Passage —
= = = =
Concerns About Common Core (Part 1)
 
Concerns About Common Core (Part 1)
Written By Laurie Higgins   |   08.27.13
Reading Time: 5 minutes

Most Americans have heard the term Common Core Standards (CCS), but many have little idea what those standards are, who created them, or what is troubling about those standards, which are a significant step in the movement toward nationalizing public education. What’s remarkable is that this governmental overreach is managing to achieve the nearly impossible: unify the political left and right. Even the extreme leftwing Wisconsin-based Rethinking Schools says that the process by which these standards were developed involved “‘too little honest conversation and too little democracy.’” CCS with their yawn-inducing name are anything but innocuous. Americans best turn off their televisions and spend a little time looking at the history, players, and problems associated with the adoption of these standards while there’s still time to jump ship.

Thanks to the concerted efforts of a relatively small number of vigilant individuals and organizations, a groundswell of bipartisan opposition to this effort is intensifying and with good reason. There are huge problems with adopting Common Core Standards, including the vast expansion of government bureaucracy, loss of local control over education, high costs of implementation, invasive individual tracking of children, and the dumbing down of curricula that will follow in the wake of this Bill and Melinda Gates/Barack Obama/Arne Duncan power grab.
= = = =
Items from a data source

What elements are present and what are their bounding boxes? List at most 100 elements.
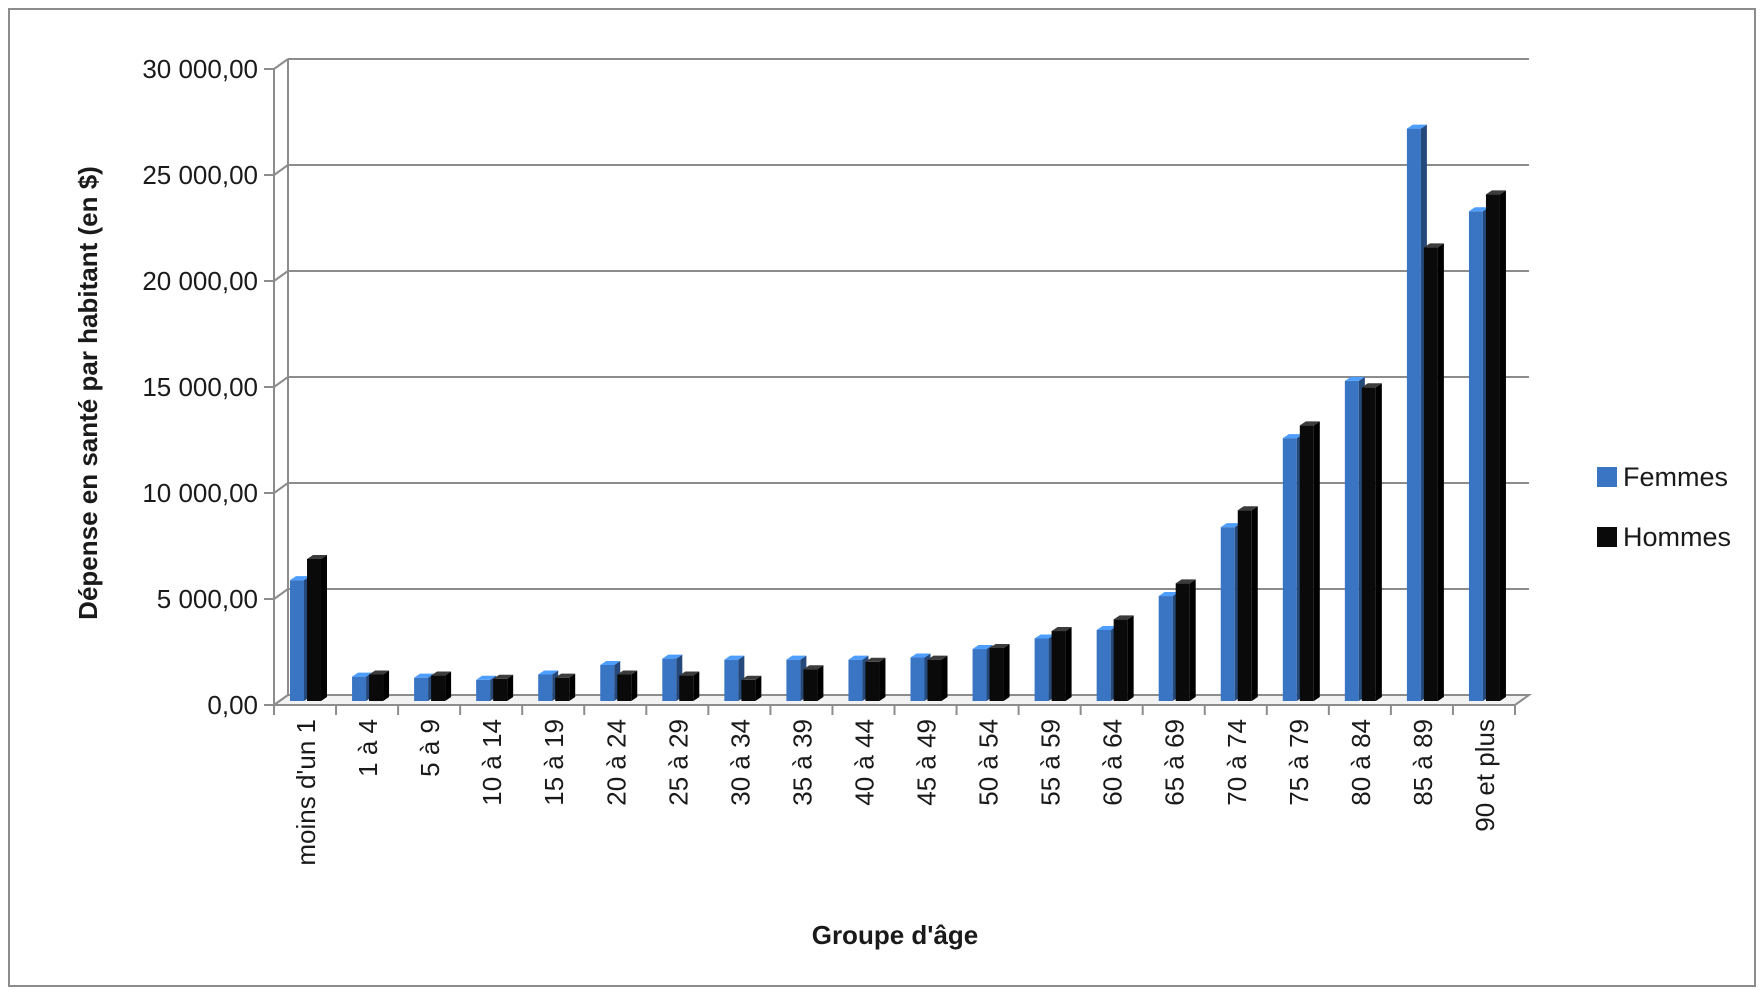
bar-front — [803, 669, 818, 701]
bar-front — [352, 676, 367, 701]
bar-top — [1485, 190, 1506, 195]
bar-front — [865, 661, 880, 701]
x-axis-title: Groupe d'âge — [812, 920, 979, 950]
x-tick-label: 70 à 74 — [1222, 719, 1252, 806]
bar-front — [1299, 425, 1314, 701]
x-tick-label: 50 à 54 — [974, 719, 1004, 806]
legend-label-hommes: Hommes — [1623, 522, 1731, 552]
bar-top — [1175, 579, 1196, 584]
x-tick-label: 45 à 49 — [912, 719, 942, 806]
bar-front — [1096, 629, 1111, 701]
y-tick-labels: 0,00 5 000,00 10 000,00 15 000,00 20 000,00 2… — [142, 54, 258, 720]
bar-front — [1034, 638, 1049, 701]
bar-front — [555, 677, 570, 701]
bar-front — [414, 677, 429, 701]
bar-side — [445, 671, 452, 701]
bar-hommes — [1485, 190, 1506, 701]
bar-top — [1468, 207, 1489, 212]
bar-front — [679, 675, 694, 701]
bar-hommes — [1423, 243, 1444, 701]
x-tick-label: 10 à 14 — [477, 719, 507, 806]
bar-front — [1237, 510, 1252, 701]
bar-front — [927, 659, 942, 701]
gridline-depth — [273, 58, 289, 70]
bar-top — [414, 673, 435, 678]
bar-front — [1468, 211, 1483, 701]
bar-top — [741, 675, 762, 680]
bar-top — [617, 670, 638, 675]
bar-top — [1113, 615, 1134, 620]
bar-top — [352, 672, 373, 677]
x-tick-label: 1 à 4 — [353, 719, 383, 777]
x-tick-label: 15 à 19 — [539, 719, 569, 806]
x-tick-label: 5 à 9 — [415, 719, 445, 777]
chart-floor — [270, 694, 1533, 706]
bar-top — [848, 655, 869, 660]
y-tick-label: 30 000,00 — [142, 54, 258, 84]
gridline-depth — [273, 588, 289, 600]
bar-top — [1282, 434, 1303, 439]
bar-side — [1065, 627, 1072, 701]
bar-top — [1299, 421, 1320, 426]
bar-front — [307, 558, 321, 701]
bar-hommes — [741, 675, 762, 701]
x-tick-label: 80 à 84 — [1346, 719, 1376, 806]
bar-side — [817, 665, 824, 701]
bar-top — [803, 665, 824, 670]
bar-top — [1237, 506, 1258, 511]
bar-side — [1003, 644, 1010, 701]
x-tick-label: 65 à 69 — [1160, 719, 1190, 806]
bar-front — [290, 580, 304, 701]
gridline-depth — [273, 164, 289, 176]
bar-side — [321, 554, 327, 701]
bar-hommes — [927, 655, 948, 701]
bar-top — [1423, 243, 1444, 248]
bar-front — [1344, 380, 1359, 701]
bar-top — [910, 653, 931, 658]
bar-top — [476, 675, 497, 680]
bar-top — [290, 576, 310, 581]
bar-top — [1406, 124, 1427, 129]
bar-hommes — [431, 671, 452, 701]
y-tick-label: 25 000,00 — [142, 160, 258, 190]
bar-top — [1220, 523, 1241, 528]
bar-top — [1361, 383, 1382, 388]
bar-hommes — [307, 554, 327, 701]
chart-frame — [8, 8, 1756, 987]
x-tick-label: moins d'un 1 — [291, 719, 321, 866]
bar-top — [989, 644, 1010, 648]
bar-hommes — [369, 670, 390, 701]
legend: Femmes Hommes — [1597, 462, 1731, 552]
bar-hommes — [555, 673, 576, 701]
gridline-depth — [273, 376, 289, 388]
y-axis-title: Dépense en santé par habitant (en $) — [73, 166, 103, 620]
x-tick-label: 90 et plus — [1470, 719, 1500, 832]
bar-front — [1406, 128, 1421, 702]
grid-layer — [273, 58, 1529, 706]
bar-hommes — [1299, 421, 1320, 701]
bar-top — [555, 673, 576, 678]
bar-front — [848, 659, 863, 701]
x-tick-label: 55 à 59 — [1036, 719, 1066, 806]
bar-top — [972, 645, 993, 650]
bar-front — [493, 678, 508, 701]
bar-front — [369, 674, 384, 701]
bar-top — [1344, 376, 1365, 381]
bar-hommes — [1361, 383, 1382, 701]
bar-front — [476, 679, 491, 701]
bar-top — [679, 671, 700, 676]
bar-front — [1113, 619, 1128, 701]
bar-front — [617, 674, 632, 701]
bar-side — [569, 673, 576, 701]
bar-top — [1096, 625, 1117, 630]
y-tick-label: 20 000,00 — [142, 266, 258, 296]
bar-front — [1423, 247, 1438, 701]
legend-swatch-femmes — [1597, 467, 1617, 487]
bar-hommes — [679, 671, 700, 701]
bar-front — [972, 649, 987, 701]
bar-hommes — [865, 657, 886, 701]
x-tick-label: 35 à 39 — [787, 719, 817, 806]
legend-label-femmes: Femmes — [1623, 462, 1728, 492]
bar-hommes — [1237, 506, 1258, 701]
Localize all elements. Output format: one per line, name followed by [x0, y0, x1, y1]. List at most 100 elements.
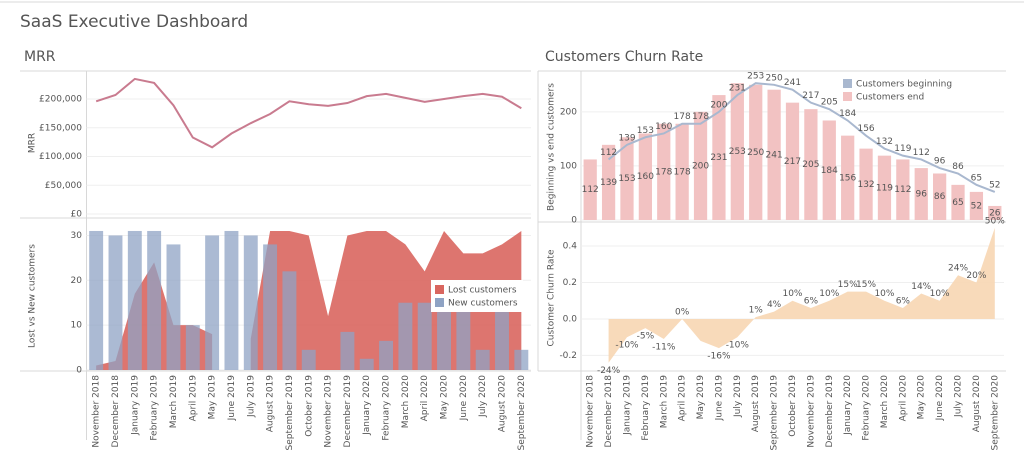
bar	[301, 349, 316, 370]
bar	[693, 111, 708, 220]
legend-box	[431, 280, 523, 312]
data-label: 200	[710, 100, 727, 110]
x-tick-label: January 2019	[130, 375, 140, 436]
x-tick-label: October 2019	[788, 375, 798, 437]
bar	[620, 137, 634, 220]
bar	[379, 340, 394, 370]
data-label: 200	[692, 161, 709, 171]
data-label: 86	[934, 192, 946, 202]
x-tick-label: May 2019	[696, 375, 706, 420]
data-label: 178	[674, 112, 691, 122]
bar	[841, 135, 855, 220]
data-label: 6%	[896, 297, 911, 307]
bar	[969, 191, 984, 220]
data-label: 153	[618, 174, 635, 184]
data-label: 65	[971, 173, 982, 183]
data-label: 10%	[782, 289, 802, 299]
data-label: 217	[802, 91, 819, 101]
data-label: 15%	[838, 280, 858, 290]
data-label: 112	[894, 185, 911, 195]
x-tick-label: November 2019	[806, 375, 816, 448]
data-label: 184	[821, 166, 838, 176]
y-axis-title: Beginning vs end customers	[547, 83, 557, 211]
data-label: 112	[600, 148, 617, 158]
x-tick-label: June 2020	[459, 375, 469, 422]
bar	[359, 358, 374, 370]
bar	[767, 89, 781, 220]
bar	[185, 325, 200, 370]
bar	[712, 95, 726, 220]
data-label: 112	[582, 185, 599, 195]
data-label: -10%	[615, 341, 639, 351]
y-tick-label: 0.4	[563, 242, 578, 252]
bar	[988, 205, 1002, 220]
data-label: 250	[766, 73, 783, 83]
x-tick-label: December 2018	[604, 375, 614, 448]
data-label: 6%	[804, 297, 819, 307]
y-tick-label: 20	[71, 276, 83, 286]
data-label: 20%	[966, 271, 986, 281]
data-label: 178	[655, 167, 672, 177]
data-label: -11%	[652, 343, 676, 353]
data-label: 52	[971, 201, 982, 211]
y-tick-label: £150,000	[39, 123, 82, 133]
bar	[601, 144, 616, 220]
bar	[108, 235, 123, 370]
data-label: 250	[747, 148, 764, 158]
bar	[804, 109, 818, 220]
bar	[417, 302, 432, 370]
line	[95, 77, 522, 149]
x-tick-label: November 2019	[324, 375, 334, 448]
x-tick-label: February 2019	[641, 375, 651, 441]
x-tick-label: December 2019	[825, 375, 835, 448]
data-label: 119	[876, 183, 893, 193]
y-tick-label: 30	[71, 231, 83, 241]
data-label: 52	[989, 180, 1000, 190]
x-tick-label: August 2019	[266, 375, 276, 433]
legend-label: Customers beginning	[856, 80, 952, 90]
line	[607, 82, 996, 193]
data-label: 241	[766, 150, 783, 160]
data-label: 156	[857, 124, 874, 134]
x-tick-label: March 2019	[659, 375, 669, 428]
x-tick-label: August 2020	[498, 375, 508, 433]
bar	[205, 235, 220, 370]
data-label: 10%	[930, 289, 950, 299]
x-tick-label: March 2020	[880, 375, 890, 428]
bar	[675, 123, 689, 220]
bar	[785, 102, 800, 220]
x-tick-label: November 2018	[586, 375, 596, 448]
bar	[89, 230, 104, 370]
x-tick-label: April 2019	[678, 375, 688, 422]
bar	[495, 302, 509, 370]
bar	[896, 159, 910, 220]
data-label: -10%	[726, 341, 750, 351]
data-label: 15%	[856, 280, 876, 290]
x-tick-label: March 2020	[401, 375, 411, 428]
bar	[583, 159, 597, 220]
x-tick-label: September 2020	[517, 375, 527, 451]
bar	[398, 302, 413, 370]
data-label: 160	[655, 122, 672, 132]
x-tick-label: May 2020	[440, 375, 450, 420]
y-tick-label: 0	[76, 366, 82, 376]
data-label: 231	[710, 153, 727, 163]
data-label: 119	[894, 144, 911, 154]
data-label: 231	[729, 84, 746, 94]
legend-label: New customers	[448, 299, 518, 309]
data-label: 14%	[911, 282, 931, 292]
data-label: 96	[916, 190, 928, 200]
data-label: 205	[802, 160, 819, 170]
data-label: 65	[952, 198, 963, 208]
x-tick-label: April 2020	[420, 375, 430, 422]
y-tick-label: 0.0	[563, 314, 578, 324]
data-label: -16%	[707, 352, 731, 362]
x-tick-label: January 2020	[843, 375, 853, 436]
bar	[127, 230, 142, 370]
x-tick-label: June 2019	[227, 375, 237, 422]
x-tick-label: July 2020	[954, 375, 964, 418]
data-label: 178	[692, 112, 709, 122]
bar	[749, 84, 763, 220]
bar	[456, 298, 471, 370]
x-tick-label: December 2019	[343, 375, 353, 448]
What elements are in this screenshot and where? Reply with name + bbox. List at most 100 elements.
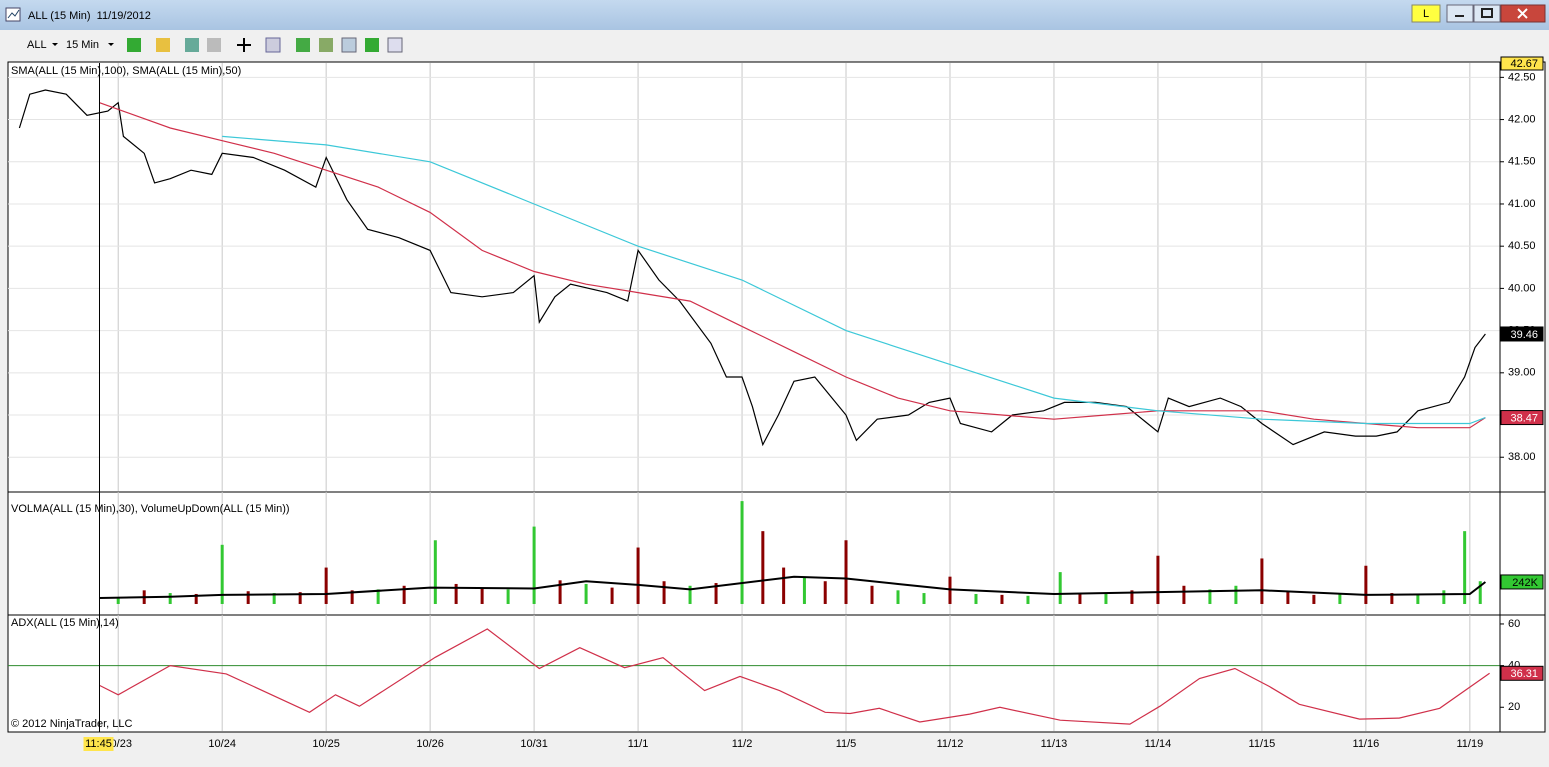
volume-bar xyxy=(272,593,276,604)
volume-bar xyxy=(1234,585,1238,604)
panel-title: VOLMA(ALL (15 Min),30), VolumeUpDown(ALL… xyxy=(11,503,290,515)
copyright: © 2012 NinjaTrader, LLC xyxy=(11,718,132,730)
volume-bar xyxy=(1478,581,1482,604)
y-tick-label: 39.00 xyxy=(1508,367,1536,379)
volume-bar xyxy=(1463,531,1467,604)
cursor-label-box xyxy=(83,737,114,751)
link-button-label: L xyxy=(1423,8,1429,20)
value-label: 36.31 xyxy=(1510,668,1538,680)
stay-in-draw-button[interactable] xyxy=(207,38,221,52)
volume-bar xyxy=(802,576,806,604)
y-tick-label: 40.50 xyxy=(1508,240,1536,252)
volume-bar xyxy=(1338,593,1342,604)
volume-bar xyxy=(454,583,458,604)
link-button[interactable] xyxy=(1411,4,1441,23)
volume-bar xyxy=(350,590,354,604)
indicators-button[interactable] xyxy=(296,38,310,52)
panel-title: ADX(ALL (15 Min),14) xyxy=(11,617,119,629)
volume-bar xyxy=(1104,593,1108,604)
series-line xyxy=(18,89,1486,447)
volume-bar xyxy=(974,593,978,604)
minimize-glyph xyxy=(1455,15,1464,17)
x-tick-label: 11/13 xyxy=(1041,738,1068,750)
volume-bar xyxy=(1260,558,1264,604)
y-tick-label: 38.00 xyxy=(1508,451,1536,463)
interval-selector[interactable]: 15 Min xyxy=(66,39,99,51)
templates-button[interactable] xyxy=(341,37,357,53)
volume-bar xyxy=(558,580,562,604)
x-tick-label: 10/26 xyxy=(416,738,444,750)
chart-area xyxy=(7,61,1546,733)
value-label: 38.47 xyxy=(1510,412,1538,424)
volume-bar xyxy=(376,589,380,604)
volume-bar xyxy=(1390,593,1394,604)
x-tick-label: 10/31 xyxy=(520,738,548,750)
series-line xyxy=(222,135,1486,425)
plot: 38.0038.5039.0039.5040.0040.5041.0041.50… xyxy=(8,56,1545,751)
volume-bar xyxy=(220,544,224,604)
symbol-selector[interactable]: ALL xyxy=(27,39,47,51)
x-tick-label: 10/24 xyxy=(208,738,236,750)
toolbar xyxy=(0,30,1549,58)
volume-bar xyxy=(662,581,666,604)
series-line xyxy=(99,575,1487,599)
app-icon-glyph xyxy=(7,9,20,19)
volume-bar xyxy=(480,587,484,604)
x-tick-label: 11/2 xyxy=(732,738,753,750)
zoom-button[interactable] xyxy=(265,37,281,53)
orders-button[interactable] xyxy=(365,38,379,52)
value-label-box xyxy=(1500,574,1544,590)
x-tick-label: 11/15 xyxy=(1249,738,1276,750)
volume-bar xyxy=(610,587,614,604)
value-label-box xyxy=(1500,665,1544,681)
volume-bar xyxy=(1058,572,1062,604)
volume-bar xyxy=(844,540,848,604)
panel-title: SMA(ALL (15 Min),100), SMA(ALL (15 Min),… xyxy=(11,65,241,77)
title-bar xyxy=(0,0,1549,30)
y-tick-label: 42.50 xyxy=(1508,71,1536,83)
chart-style-button[interactable] xyxy=(127,38,141,52)
volume-bar xyxy=(324,567,328,604)
volume-bar xyxy=(1078,593,1082,604)
x-tick-label: 11/19 xyxy=(1456,738,1483,750)
volume-bar xyxy=(636,547,640,604)
volume-bar xyxy=(532,526,536,604)
volume-bar xyxy=(714,583,718,604)
y-tick-label: 41.00 xyxy=(1508,198,1536,210)
series-line xyxy=(99,628,1490,725)
volume-bar xyxy=(1130,590,1134,604)
minimize-button[interactable] xyxy=(1446,4,1474,23)
x-tick-label: 10/25 xyxy=(312,738,340,750)
value-label-box xyxy=(1500,410,1544,426)
x-tick-label: 11/16 xyxy=(1353,738,1380,750)
volume-bar xyxy=(1000,594,1004,604)
volume-bar xyxy=(1364,565,1368,604)
series-line xyxy=(99,102,1486,429)
y-tick-label: 40.00 xyxy=(1508,282,1536,294)
x-tick-label: 11/5 xyxy=(836,738,857,750)
value-label-box xyxy=(1500,326,1544,342)
volume-bar xyxy=(116,598,120,604)
volume-bar xyxy=(782,567,786,604)
volume-bar xyxy=(402,585,406,604)
dropdown-arrow xyxy=(108,43,114,46)
close-glyph xyxy=(1517,8,1528,19)
volume-bar xyxy=(1208,589,1212,604)
y-tick-label: 41.50 xyxy=(1508,156,1536,168)
x-tick-label: 11/12 xyxy=(937,738,964,750)
properties-button[interactable] xyxy=(387,37,403,53)
volume-bar xyxy=(870,585,874,604)
crosshair-button[interactable] xyxy=(237,38,251,52)
drawing-tool-button[interactable] xyxy=(156,38,170,52)
maximize-button[interactable] xyxy=(1473,4,1501,23)
volume-bar xyxy=(1312,594,1316,604)
volume-bar xyxy=(246,591,250,604)
volume-bar xyxy=(1026,595,1030,604)
snap-button[interactable] xyxy=(185,38,199,52)
volume-bar xyxy=(1182,585,1186,604)
strategies-button[interactable] xyxy=(319,38,333,52)
volume-bar xyxy=(1286,591,1290,604)
volume-bar xyxy=(194,593,198,604)
axis-top-box xyxy=(1500,56,1544,71)
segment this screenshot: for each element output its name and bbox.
= = = =
Tasks and exercises —
- 1) In the Common Core article, which organization said the standards were developed with "too little honest conversation and too little democracy"?
- 2) Write the next part of the article on Common Core, picking up after its last sentence.

Written responses —
- 1) Rethinking Schools, a leftwing group based in Wisconsin.

- 2)
Four states (Alaska, Nebraska, Texas, and Virginia) have rejected CCS. Minnesota has rejected the Common Core math standards, and Alabama, Georgia, Indiana, and South Dakota are revisiting the implementation of them. As constituent knowledge of CCS increases, so does constituent opposition. (Their opposition extends also to curricula like those developed by CSCOPE).

The deeper one digs into this labyrinthine and incestuous story, the more confusing it becomes, so a few preliminary statements are in order.

First, I will not include—nor could I include—every detail about this story.

Second, when discussing those who stand to profit financially from the CCS initiative, please don’t think IFI is criticizing capitalism. Profit-making becomes profiteering when the process is insulated from market forces. Our concern is the absence of free market forces in the development and sale of curricular, testing, and professional development (i.e., teacher-training) materials. These materials, which align with the CCS, have already been produced—though not tested—and are now available even though the CCS are not scheduled to be implemented until the 2014-2015 school year.

Third, we and many others are concerned that this has been a top-down initiative largely concealed during its planning phase from state stakeholders. Education becomes corrupted when concealed from major stakeholders, which is to say, parents and other taxpayers.

 Background:

There appears to be an unholy alliance between purported non-profit education organizations; for-profit businesses that produce curricula, testing materials, and teacher-training materials; our government schools; and our elected leaders, which needs to be untangled and exposed.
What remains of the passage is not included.